* begin Extracted entries *

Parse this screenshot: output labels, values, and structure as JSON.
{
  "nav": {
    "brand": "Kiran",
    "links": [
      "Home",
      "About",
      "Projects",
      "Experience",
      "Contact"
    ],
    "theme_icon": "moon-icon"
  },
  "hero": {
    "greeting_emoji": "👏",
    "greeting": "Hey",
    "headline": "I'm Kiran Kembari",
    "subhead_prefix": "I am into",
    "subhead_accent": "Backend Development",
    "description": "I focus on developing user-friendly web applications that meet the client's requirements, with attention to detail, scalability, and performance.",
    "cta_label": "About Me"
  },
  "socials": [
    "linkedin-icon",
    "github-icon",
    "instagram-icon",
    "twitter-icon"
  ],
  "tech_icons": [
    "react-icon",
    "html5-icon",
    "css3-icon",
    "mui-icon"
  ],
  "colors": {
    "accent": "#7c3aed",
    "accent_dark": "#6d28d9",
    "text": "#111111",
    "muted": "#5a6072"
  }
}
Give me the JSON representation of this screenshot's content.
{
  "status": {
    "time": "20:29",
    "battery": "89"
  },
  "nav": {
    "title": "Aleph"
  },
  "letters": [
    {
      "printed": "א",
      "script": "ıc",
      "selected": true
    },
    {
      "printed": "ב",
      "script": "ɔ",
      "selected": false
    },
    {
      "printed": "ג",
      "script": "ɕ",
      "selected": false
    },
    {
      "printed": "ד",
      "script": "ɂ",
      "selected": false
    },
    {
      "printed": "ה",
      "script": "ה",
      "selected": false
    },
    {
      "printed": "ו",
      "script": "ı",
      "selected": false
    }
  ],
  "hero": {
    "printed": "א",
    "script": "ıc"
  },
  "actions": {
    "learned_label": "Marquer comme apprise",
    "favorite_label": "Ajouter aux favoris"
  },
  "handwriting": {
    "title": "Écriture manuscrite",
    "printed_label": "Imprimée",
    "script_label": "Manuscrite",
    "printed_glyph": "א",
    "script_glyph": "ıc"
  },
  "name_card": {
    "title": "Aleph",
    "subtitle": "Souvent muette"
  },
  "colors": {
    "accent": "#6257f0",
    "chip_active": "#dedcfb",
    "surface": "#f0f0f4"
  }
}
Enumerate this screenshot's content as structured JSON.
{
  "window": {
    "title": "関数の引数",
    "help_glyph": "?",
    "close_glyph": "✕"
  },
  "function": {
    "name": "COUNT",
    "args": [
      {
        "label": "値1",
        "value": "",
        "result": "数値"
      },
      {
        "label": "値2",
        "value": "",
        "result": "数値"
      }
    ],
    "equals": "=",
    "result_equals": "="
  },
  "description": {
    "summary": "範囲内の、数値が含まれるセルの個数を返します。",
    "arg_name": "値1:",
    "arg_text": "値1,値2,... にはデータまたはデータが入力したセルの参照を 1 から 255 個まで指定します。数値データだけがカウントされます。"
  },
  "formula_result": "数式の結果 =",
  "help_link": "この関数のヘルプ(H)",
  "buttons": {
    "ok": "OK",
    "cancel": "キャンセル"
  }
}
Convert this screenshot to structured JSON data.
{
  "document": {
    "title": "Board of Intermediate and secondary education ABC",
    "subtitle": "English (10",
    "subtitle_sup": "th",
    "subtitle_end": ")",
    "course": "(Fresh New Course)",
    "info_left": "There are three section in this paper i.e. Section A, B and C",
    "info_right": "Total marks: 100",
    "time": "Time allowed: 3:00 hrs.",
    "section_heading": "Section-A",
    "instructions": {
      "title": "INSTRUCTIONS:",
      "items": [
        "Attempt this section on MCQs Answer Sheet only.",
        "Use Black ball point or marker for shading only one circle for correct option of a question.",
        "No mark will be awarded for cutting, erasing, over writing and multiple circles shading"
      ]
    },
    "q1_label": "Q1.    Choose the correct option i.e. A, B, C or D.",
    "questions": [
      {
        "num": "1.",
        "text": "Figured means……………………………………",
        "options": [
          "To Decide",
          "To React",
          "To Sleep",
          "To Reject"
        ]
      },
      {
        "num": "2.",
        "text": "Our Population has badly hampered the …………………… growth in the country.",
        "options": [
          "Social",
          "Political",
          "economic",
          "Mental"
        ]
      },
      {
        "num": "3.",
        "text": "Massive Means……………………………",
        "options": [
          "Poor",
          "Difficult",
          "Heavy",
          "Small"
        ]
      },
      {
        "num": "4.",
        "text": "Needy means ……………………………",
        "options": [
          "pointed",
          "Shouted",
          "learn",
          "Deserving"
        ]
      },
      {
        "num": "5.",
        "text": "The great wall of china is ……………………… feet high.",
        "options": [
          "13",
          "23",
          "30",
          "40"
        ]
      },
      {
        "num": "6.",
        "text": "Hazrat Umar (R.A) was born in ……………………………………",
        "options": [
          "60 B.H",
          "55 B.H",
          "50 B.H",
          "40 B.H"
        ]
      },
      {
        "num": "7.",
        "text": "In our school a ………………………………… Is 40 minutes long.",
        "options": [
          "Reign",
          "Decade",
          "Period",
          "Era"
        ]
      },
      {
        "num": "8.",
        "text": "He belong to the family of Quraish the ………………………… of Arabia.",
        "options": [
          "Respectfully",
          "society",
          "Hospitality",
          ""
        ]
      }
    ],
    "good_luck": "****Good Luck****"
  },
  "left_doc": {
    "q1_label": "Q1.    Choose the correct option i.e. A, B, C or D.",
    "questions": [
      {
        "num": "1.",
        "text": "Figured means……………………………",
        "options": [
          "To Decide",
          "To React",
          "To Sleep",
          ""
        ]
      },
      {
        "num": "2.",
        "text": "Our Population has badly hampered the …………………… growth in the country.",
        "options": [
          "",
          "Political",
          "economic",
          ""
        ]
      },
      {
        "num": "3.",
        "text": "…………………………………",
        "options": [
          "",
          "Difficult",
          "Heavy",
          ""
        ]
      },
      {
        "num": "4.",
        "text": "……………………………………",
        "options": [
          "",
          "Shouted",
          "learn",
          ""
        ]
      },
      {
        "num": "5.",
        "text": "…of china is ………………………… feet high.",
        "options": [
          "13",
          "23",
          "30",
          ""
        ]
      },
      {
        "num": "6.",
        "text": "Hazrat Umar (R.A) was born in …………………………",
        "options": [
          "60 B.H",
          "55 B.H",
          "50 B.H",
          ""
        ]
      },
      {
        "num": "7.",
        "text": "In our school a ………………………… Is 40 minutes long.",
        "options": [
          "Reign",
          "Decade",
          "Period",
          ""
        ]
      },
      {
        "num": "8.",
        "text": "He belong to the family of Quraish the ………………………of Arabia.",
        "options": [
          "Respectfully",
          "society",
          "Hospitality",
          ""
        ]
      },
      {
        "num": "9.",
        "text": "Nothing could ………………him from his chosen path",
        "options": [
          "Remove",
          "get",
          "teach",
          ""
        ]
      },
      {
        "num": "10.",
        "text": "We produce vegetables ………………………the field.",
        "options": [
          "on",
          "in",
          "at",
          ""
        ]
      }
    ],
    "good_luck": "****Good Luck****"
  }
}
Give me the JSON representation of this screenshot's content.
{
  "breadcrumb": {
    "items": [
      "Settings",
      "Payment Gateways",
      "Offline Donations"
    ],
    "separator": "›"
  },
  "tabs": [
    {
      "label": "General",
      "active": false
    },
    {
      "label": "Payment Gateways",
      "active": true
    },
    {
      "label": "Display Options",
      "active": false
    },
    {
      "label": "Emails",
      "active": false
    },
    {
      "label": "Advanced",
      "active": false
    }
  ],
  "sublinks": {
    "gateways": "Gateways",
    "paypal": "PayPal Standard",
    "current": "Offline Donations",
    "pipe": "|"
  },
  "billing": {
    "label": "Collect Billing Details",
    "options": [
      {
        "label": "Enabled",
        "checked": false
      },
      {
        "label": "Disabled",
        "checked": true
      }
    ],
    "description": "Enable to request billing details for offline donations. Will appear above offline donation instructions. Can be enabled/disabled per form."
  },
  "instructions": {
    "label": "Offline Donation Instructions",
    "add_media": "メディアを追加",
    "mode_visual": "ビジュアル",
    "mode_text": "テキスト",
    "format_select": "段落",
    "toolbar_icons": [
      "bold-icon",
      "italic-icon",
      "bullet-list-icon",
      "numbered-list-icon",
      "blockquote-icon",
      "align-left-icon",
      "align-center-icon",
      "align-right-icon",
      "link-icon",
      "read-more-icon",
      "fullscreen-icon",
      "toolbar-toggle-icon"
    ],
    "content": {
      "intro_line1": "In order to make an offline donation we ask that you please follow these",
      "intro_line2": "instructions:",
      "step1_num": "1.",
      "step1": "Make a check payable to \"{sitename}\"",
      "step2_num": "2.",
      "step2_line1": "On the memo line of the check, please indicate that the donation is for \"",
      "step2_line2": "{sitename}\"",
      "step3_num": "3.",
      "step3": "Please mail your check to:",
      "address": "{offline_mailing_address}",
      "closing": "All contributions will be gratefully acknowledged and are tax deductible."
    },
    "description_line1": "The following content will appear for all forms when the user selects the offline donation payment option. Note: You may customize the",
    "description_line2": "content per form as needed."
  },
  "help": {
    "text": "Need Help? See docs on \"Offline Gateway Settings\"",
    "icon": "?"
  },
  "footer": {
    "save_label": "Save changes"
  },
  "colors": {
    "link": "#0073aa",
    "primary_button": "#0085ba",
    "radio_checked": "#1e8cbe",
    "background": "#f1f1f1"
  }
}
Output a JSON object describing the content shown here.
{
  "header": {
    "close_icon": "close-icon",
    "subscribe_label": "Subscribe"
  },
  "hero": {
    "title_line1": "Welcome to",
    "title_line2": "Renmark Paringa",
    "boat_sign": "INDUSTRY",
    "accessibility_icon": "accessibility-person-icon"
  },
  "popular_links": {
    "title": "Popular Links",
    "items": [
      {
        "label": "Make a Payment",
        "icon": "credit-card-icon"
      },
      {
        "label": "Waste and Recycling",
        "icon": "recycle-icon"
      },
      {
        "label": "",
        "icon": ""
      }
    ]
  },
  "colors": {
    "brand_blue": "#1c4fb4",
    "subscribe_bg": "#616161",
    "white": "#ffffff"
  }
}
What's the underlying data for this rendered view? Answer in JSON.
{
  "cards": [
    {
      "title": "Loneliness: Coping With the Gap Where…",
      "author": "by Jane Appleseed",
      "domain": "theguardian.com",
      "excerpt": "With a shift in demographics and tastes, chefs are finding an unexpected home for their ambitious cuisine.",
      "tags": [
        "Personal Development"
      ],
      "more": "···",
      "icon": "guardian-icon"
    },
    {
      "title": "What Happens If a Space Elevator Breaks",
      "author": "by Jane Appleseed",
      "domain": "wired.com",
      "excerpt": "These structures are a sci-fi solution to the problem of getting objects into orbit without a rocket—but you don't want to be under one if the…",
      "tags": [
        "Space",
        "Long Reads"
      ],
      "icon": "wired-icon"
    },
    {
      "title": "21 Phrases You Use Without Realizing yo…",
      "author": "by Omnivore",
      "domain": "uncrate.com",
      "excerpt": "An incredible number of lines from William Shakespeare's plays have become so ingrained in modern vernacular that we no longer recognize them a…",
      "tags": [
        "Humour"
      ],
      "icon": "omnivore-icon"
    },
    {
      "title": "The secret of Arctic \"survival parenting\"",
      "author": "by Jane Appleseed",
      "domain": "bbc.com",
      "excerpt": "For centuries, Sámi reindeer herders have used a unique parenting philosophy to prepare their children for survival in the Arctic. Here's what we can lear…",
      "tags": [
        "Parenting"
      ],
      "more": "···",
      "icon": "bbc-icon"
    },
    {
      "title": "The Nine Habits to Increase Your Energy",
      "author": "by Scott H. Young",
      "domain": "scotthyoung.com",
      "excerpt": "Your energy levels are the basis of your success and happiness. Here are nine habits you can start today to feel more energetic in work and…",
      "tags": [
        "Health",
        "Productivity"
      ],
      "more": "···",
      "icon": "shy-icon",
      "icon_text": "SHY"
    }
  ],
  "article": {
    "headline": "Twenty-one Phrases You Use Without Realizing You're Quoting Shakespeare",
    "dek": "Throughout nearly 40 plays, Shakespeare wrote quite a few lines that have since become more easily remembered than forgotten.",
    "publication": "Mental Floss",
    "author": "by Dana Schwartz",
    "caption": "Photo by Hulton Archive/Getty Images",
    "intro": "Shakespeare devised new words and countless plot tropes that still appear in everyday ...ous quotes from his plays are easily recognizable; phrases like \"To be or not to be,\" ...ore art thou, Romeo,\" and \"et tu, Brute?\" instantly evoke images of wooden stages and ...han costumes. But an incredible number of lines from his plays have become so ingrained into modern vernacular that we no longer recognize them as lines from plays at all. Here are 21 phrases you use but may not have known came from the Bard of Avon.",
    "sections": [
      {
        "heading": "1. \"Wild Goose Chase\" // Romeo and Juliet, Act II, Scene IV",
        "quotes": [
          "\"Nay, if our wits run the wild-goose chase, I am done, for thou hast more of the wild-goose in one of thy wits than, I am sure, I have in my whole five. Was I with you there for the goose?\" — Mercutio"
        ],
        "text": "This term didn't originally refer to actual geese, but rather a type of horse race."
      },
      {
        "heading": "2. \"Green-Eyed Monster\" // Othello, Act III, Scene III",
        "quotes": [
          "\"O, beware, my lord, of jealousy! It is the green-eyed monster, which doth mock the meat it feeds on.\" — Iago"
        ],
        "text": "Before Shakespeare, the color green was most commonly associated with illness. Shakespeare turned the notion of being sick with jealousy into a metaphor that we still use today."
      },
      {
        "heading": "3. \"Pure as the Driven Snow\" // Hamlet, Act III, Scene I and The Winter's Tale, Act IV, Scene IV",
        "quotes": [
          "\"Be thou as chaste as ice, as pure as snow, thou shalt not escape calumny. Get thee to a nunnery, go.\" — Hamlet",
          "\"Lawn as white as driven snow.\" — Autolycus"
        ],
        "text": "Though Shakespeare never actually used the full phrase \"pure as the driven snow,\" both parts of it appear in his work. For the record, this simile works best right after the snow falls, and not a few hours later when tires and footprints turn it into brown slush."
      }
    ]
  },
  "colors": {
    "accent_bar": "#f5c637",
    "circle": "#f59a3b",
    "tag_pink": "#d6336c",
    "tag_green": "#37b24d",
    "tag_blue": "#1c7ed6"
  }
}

* end Extracted entries *

■ Problem statement ■
In the records above, locate the lines holding the word "Answer". Copy each of them.

■ Reply to the task ■
        "Attempt this section on MCQs Answer Sheet only.",
What's the underlying data for this rendered view? Answer in JSON.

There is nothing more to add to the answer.